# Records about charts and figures

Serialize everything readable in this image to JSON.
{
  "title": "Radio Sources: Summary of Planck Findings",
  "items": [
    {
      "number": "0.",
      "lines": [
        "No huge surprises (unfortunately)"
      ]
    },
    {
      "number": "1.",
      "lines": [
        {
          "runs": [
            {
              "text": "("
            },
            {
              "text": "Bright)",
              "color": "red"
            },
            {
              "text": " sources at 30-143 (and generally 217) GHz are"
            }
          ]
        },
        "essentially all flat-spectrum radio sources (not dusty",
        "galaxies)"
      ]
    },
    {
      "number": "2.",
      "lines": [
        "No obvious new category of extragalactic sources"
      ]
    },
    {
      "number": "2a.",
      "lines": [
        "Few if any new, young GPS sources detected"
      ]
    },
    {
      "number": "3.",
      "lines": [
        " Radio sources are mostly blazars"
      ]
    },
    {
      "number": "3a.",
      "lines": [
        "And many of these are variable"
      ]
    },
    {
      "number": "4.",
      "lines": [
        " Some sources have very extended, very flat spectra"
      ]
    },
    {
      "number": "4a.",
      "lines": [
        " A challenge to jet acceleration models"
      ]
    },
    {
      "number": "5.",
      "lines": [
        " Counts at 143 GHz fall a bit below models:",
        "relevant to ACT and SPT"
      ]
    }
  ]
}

# BRIEF
Repeat the data verbatim.

# SOLUTION TO THE PROBLEM
Serialize everything readable in this image to JSON.
{
  "title": "Radio Sources: Summary of Planck Findings",
  "items": [
    {
      "number": "0.",
      "lines": [
        "No huge surprises (unfortunately)"
      ]
    },
    {
      "number": "1.",
      "lines": [
        {
          "runs": [
            {
              "text": "("
            },
            {
              "text": "Bright)",
              "color": "red"
            },
            {
              "text": " sources at 30-143 (and generally 217) GHz are"
            }
          ]
        },
        "essentially all flat-spectrum radio sources (not dusty",
        "galaxies)"
      ]
    },
    {
      "number": "2.",
      "lines": [
        "No obvious new category of extragalactic sources"
      ]
    },
    {
      "number": "2a.",
      "lines": [
        "Few if any new, young GPS sources detected"
      ]
    },
    {
      "number": "3.",
      "lines": [
        " Radio sources are mostly blazars"
      ]
    },
    {
      "number": "3a.",
      "lines": [
        "And many of these are variable"
      ]
    },
    {
      "number": "4.",
      "lines": [
        " Some sources have very extended, very flat spectra"
      ]
    },
    {
      "number": "4a.",
      "lines": [
        " A challenge to jet acceleration models"
      ]
    },
    {
      "number": "5.",
      "lines": [
        " Counts at 143 GHz fall a bit below models:",
        "relevant to ACT and SPT"
      ]
    }
  ]
}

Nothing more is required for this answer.